++++ Supplied entries ++++

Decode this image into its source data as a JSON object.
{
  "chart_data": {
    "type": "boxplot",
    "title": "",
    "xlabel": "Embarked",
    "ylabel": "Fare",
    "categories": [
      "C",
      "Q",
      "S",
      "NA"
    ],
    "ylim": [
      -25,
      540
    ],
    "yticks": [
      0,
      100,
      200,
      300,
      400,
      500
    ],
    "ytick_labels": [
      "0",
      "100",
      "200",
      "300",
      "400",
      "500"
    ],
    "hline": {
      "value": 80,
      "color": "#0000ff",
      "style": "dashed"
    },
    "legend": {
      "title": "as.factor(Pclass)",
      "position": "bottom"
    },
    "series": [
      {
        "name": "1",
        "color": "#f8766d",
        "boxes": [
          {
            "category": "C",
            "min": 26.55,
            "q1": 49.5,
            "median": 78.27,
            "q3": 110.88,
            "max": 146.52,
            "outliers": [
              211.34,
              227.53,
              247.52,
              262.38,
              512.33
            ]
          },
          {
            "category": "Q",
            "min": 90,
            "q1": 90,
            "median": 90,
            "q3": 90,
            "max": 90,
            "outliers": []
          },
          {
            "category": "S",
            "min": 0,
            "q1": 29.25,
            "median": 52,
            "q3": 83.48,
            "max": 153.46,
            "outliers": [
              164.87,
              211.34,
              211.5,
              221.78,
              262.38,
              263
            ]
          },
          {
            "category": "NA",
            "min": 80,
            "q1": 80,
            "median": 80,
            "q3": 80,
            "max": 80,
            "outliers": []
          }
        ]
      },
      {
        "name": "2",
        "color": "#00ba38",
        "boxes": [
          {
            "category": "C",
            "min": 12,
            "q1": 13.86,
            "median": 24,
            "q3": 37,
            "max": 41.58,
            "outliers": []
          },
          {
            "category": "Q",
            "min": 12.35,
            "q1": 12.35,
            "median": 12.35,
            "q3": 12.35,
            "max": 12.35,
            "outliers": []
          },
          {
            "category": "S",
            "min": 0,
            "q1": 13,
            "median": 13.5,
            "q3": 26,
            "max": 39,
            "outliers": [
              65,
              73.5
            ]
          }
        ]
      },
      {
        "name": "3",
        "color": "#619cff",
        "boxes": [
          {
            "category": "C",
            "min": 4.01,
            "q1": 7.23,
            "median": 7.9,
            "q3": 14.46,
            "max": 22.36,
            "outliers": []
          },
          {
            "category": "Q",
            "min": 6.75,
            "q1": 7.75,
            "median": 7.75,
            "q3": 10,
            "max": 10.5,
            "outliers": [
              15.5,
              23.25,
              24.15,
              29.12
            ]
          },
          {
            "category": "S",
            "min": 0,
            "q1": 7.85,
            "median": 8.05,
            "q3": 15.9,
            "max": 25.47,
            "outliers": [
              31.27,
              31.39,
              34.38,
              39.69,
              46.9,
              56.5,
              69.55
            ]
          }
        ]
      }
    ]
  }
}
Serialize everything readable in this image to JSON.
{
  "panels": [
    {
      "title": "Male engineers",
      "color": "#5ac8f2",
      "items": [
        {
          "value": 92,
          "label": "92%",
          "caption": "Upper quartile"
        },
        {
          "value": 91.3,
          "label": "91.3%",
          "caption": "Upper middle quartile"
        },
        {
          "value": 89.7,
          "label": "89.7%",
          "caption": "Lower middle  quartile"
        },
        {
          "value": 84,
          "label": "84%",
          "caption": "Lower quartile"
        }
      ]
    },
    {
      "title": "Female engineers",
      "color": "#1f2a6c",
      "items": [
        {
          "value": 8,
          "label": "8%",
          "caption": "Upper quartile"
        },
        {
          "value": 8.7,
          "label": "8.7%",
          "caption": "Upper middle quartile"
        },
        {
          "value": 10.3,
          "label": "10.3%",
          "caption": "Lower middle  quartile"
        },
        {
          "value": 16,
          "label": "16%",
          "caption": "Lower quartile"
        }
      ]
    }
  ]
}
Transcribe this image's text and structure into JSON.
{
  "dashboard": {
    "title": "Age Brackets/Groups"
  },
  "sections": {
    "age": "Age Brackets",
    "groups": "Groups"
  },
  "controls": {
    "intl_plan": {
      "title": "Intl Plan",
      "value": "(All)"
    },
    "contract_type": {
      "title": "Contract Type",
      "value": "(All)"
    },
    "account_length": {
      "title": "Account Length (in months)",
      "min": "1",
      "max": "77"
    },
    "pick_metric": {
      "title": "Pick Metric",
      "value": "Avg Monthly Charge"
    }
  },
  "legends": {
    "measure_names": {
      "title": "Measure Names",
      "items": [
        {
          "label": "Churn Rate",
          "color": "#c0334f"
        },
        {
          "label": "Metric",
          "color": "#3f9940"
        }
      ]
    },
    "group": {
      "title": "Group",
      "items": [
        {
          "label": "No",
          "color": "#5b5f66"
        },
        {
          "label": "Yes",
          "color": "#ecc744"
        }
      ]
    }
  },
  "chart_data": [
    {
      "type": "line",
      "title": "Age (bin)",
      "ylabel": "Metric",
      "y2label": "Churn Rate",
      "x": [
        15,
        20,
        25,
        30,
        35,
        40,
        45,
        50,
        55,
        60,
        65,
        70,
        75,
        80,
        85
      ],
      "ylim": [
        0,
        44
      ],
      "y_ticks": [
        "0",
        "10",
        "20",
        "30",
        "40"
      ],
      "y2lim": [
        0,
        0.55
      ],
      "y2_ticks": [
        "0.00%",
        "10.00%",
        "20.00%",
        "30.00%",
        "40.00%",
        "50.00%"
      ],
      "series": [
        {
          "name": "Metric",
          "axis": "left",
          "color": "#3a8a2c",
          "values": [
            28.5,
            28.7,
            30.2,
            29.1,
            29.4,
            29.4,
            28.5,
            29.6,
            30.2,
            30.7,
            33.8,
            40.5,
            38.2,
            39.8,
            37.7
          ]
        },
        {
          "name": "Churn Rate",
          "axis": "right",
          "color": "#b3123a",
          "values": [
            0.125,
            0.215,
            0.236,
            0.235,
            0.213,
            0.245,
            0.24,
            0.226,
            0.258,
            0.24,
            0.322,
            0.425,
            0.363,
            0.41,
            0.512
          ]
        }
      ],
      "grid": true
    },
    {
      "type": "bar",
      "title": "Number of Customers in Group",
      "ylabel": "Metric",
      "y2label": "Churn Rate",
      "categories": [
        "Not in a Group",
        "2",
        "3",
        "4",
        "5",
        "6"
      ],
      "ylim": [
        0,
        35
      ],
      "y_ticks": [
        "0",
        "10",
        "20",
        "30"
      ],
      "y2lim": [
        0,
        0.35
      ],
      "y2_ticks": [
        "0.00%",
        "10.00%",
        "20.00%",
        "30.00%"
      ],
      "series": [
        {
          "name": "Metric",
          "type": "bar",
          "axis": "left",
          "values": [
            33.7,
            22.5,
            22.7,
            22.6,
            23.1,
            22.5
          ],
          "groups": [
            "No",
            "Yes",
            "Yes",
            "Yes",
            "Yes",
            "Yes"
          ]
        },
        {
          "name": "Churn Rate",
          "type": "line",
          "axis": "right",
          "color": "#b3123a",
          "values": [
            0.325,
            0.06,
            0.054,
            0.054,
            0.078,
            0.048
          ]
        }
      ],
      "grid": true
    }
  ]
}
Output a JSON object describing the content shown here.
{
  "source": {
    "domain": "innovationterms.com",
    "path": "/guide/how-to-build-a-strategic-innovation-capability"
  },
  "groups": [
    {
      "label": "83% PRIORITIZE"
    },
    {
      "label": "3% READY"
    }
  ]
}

++++

Work to be completed:
Your task is to repeat the data exactly; please include every line.

Answer in full:
Decode this image into its source data as a JSON object.
{
  "chart_data": {
    "type": "boxplot",
    "title": "",
    "xlabel": "Embarked",
    "ylabel": "Fare",
    "categories": [
      "C",
      "Q",
      "S",
      "NA"
    ],
    "ylim": [
      -25,
      540
    ],
    "yticks": [
      0,
      100,
      200,
      300,
      400,
      500
    ],
    "ytick_labels": [
      "0",
      "100",
      "200",
      "300",
      "400",
      "500"
    ],
    "hline": {
      "value": 80,
      "color": "#0000ff",
      "style": "dashed"
    },
    "legend": {
      "title": "as.factor(Pclass)",
      "position": "bottom"
    },
    "series": [
      {
        "name": "1",
        "color": "#f8766d",
        "boxes": [
          {
            "category": "C",
            "min": 26.55,
            "q1": 49.5,
            "median": 78.27,
            "q3": 110.88,
            "max": 146.52,
            "outliers": [
              211.34,
              227.53,
              247.52,
              262.38,
              512.33
            ]
          },
          {
            "category": "Q",
            "min": 90,
            "q1": 90,
            "median": 90,
            "q3": 90,
            "max": 90,
            "outliers": []
          },
          {
            "category": "S",
            "min": 0,
            "q1": 29.25,
            "median": 52,
            "q3": 83.48,
            "max": 153.46,
            "outliers": [
              164.87,
              211.34,
              211.5,
              221.78,
              262.38,
              263
            ]
          },
          {
            "category": "NA",
            "min": 80,
            "q1": 80,
            "median": 80,
            "q3": 80,
            "max": 80,
            "outliers": []
          }
        ]
      },
      {
        "name": "2",
        "color": "#00ba38",
        "boxes": [
          {
            "category": "C",
            "min": 12,
            "q1": 13.86,
            "median": 24,
            "q3": 37,
            "max": 41.58,
            "outliers": []
          },
          {
            "category": "Q",
            "min": 12.35,
            "q1": 12.35,
            "median": 12.35,
            "q3": 12.35,
            "max": 12.35,
            "outliers": []
          },
          {
            "category": "S",
            "min": 0,
            "q1": 13,
            "median": 13.5,
            "q3": 26,
            "max": 39,
            "outliers": [
              65,
              73.5
            ]
          }
        ]
      },
      {
        "name": "3",
        "color": "#619cff",
        "boxes": [
          {
            "category": "C",
            "min": 4.01,
            "q1": 7.23,
            "median": 7.9,
            "q3": 14.46,
            "max": 22.36,
            "outliers": []
          },
          {
            "category": "Q",
            "min": 6.75,
            "q1": 7.75,
            "median": 7.75,
            "q3": 10,
            "max": 10.5,
            "outliers": [
              15.5,
              23.25,
              24.15,
              29.12
            ]
          },
          {
            "category": "S",
            "min": 0,
            "q1": 7.85,
            "median": 8.05,
            "q3": 15.9,
            "max": 25.47,
            "outliers": [
              31.27,
              31.39,
              34.38,
              39.69,
              46.9,
              56.5,
              69.55
            ]
          }
        ]
      }
    ]
  }
}
Serialize everything readable in this image to JSON.
{
  "panels": [
    {
      "title": "Male engineers",
      "color": "#5ac8f2",
      "items": [
        {
          "value": 92,
          "label": "92%",
          "caption": "Upper quartile"
        },
        {
          "value": 91.3,
          "label": "91.3%",
          "caption": "Upper middle quartile"
        },
        {
          "value": 89.7,
          "label": "89.7%",
          "caption": "Lower middle  quartile"
        },
        {
          "value": 84,
          "label": "84%",
          "caption": "Lower quartile"
        }
      ]
    },
    {
      "title": "Female engineers",
      "color": "#1f2a6c",
      "items": [
        {
          "value": 8,
          "label": "8%",
          "caption": "Upper quartile"
        },
        {
          "value": 8.7,
          "label": "8.7%",
          "caption": "Upper middle quartile"
        },
        {
          "value": 10.3,
          "label": "10.3%",
          "caption": "Lower middle  quartile"
        },
        {
          "value": 16,
          "label": "16%",
          "caption": "Lower quartile"
        }
      ]
    }
  ]
}
Transcribe this image's text and structure into JSON.
{
  "dashboard": {
    "title": "Age Brackets/Groups"
  },
  "sections": {
    "age": "Age Brackets",
    "groups": "Groups"
  },
  "controls": {
    "intl_plan": {
      "title": "Intl Plan",
      "value": "(All)"
    },
    "contract_type": {
      "title": "Contract Type",
      "value": "(All)"
    },
    "account_length": {
      "title": "Account Length (in months)",
      "min": "1",
      "max": "77"
    },
    "pick_metric": {
      "title": "Pick Metric",
      "value": "Avg Monthly Charge"
    }
  },
  "legends": {
    "measure_names": {
      "title": "Measure Names",
      "items": [
        {
          "label": "Churn Rate",
          "color": "#c0334f"
        },
        {
          "label": "Metric",
          "color": "#3f9940"
        }
      ]
    },
    "group": {
      "title": "Group",
      "items": [
        {
          "label": "No",
          "color": "#5b5f66"
        },
        {
          "label": "Yes",
          "color": "#ecc744"
        }
      ]
    }
  },
  "chart_data": [
    {
      "type": "line",
      "title": "Age (bin)",
      "ylabel": "Metric",
      "y2label": "Churn Rate",
      "x": [
        15,
        20,
        25,
        30,
        35,
        40,
        45,
        50,
        55,
        60,
        65,
        70,
        75,
        80,
        85
      ],
      "ylim": [
        0,
        44
      ],
      "y_ticks": [
        "0",
        "10",
        "20",
        "30",
        "40"
      ],
      "y2lim": [
        0,
        0.55
      ],
      "y2_ticks": [
        "0.00%",
        "10.00%",
        "20.00%",
        "30.00%",
        "40.00%",
        "50.00%"
      ],
      "series": [
        {
          "name": "Metric",
          "axis": "left",
          "color": "#3a8a2c",
          "values": [
            28.5,
            28.7,
            30.2,
            29.1,
            29.4,
            29.4,
            28.5,
            29.6,
            30.2,
            30.7,
            33.8,
            40.5,
            38.2,
            39.8,
            37.7
          ]
        },
        {
          "name": "Churn Rate",
          "axis": "right",
          "color": "#b3123a",
          "values": [
            0.125,
            0.215,
            0.236,
            0.235,
            0.213,
            0.245,
            0.24,
            0.226,
            0.258,
            0.24,
            0.322,
            0.425,
            0.363,
            0.41,
            0.512
          ]
        }
      ],
      "grid": true
    },
    {
      "type": "bar",
      "title": "Number of Customers in Group",
      "ylabel": "Metric",
      "y2label": "Churn Rate",
      "categories": [
        "Not in a Group",
        "2",
        "3",
        "4",
        "5",
        "6"
      ],
      "ylim": [
        0,
        35
      ],
      "y_ticks": [
        "0",
        "10",
        "20",
        "30"
      ],
      "y2lim": [
        0,
        0.35
      ],
      "y2_ticks": [
        "0.00%",
        "10.00%",
        "20.00%",
        "30.00%"
      ],
      "series": [
        {
          "name": "Metric",
          "type": "bar",
          "axis": "left",
          "values": [
            33.7,
            22.5,
            22.7,
            22.6,
            23.1,
            22.5
          ],
          "groups": [
            "No",
            "Yes",
            "Yes",
            "Yes",
            "Yes",
            "Yes"
          ]
        },
        {
          "name": "Churn Rate",
          "type": "line",
          "axis": "right",
          "color": "#b3123a",
          "values": [
            0.325,
            0.06,
            0.054,
            0.054,
            0.078,
            0.048
          ]
        }
      ],
      "grid": true
    }
  ]
}
Output a JSON object describing the content shown here.
{
  "source": {
    "domain": "innovationterms.com",
    "path": "/guide/how-to-build-a-strategic-innovation-capability"
  },
  "groups": [
    {
      "label": "83% PRIORITIZE"
    },
    {
      "label": "3% READY"
    }
  ]
}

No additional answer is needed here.